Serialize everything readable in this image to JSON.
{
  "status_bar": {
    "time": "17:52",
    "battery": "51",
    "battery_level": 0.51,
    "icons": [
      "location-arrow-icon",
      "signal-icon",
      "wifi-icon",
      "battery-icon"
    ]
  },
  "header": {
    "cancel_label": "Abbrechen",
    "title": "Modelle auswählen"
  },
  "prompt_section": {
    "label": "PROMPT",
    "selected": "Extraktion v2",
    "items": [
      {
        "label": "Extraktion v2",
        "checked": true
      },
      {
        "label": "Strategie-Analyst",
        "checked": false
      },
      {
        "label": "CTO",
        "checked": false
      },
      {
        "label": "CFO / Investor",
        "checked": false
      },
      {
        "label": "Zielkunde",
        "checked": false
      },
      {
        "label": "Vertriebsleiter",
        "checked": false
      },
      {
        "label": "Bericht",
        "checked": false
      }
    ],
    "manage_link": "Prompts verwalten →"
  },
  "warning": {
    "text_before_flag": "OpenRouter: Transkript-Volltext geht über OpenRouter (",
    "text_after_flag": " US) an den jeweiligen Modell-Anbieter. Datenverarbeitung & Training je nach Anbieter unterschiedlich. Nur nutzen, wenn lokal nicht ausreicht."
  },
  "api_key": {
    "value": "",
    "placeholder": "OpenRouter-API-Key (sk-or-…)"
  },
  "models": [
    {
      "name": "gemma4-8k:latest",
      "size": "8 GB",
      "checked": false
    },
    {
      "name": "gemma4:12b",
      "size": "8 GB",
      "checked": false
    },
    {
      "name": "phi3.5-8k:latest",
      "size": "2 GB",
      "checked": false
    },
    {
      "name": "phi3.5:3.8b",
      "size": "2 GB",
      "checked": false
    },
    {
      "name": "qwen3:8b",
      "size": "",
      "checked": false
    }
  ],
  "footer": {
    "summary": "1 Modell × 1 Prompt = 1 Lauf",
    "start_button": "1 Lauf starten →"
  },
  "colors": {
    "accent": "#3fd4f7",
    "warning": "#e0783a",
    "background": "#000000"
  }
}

=======

### STATED TASK
What is the number of lines in the records that contain the string "name"? Give only that number.

### EXERCISE SOLUTION
5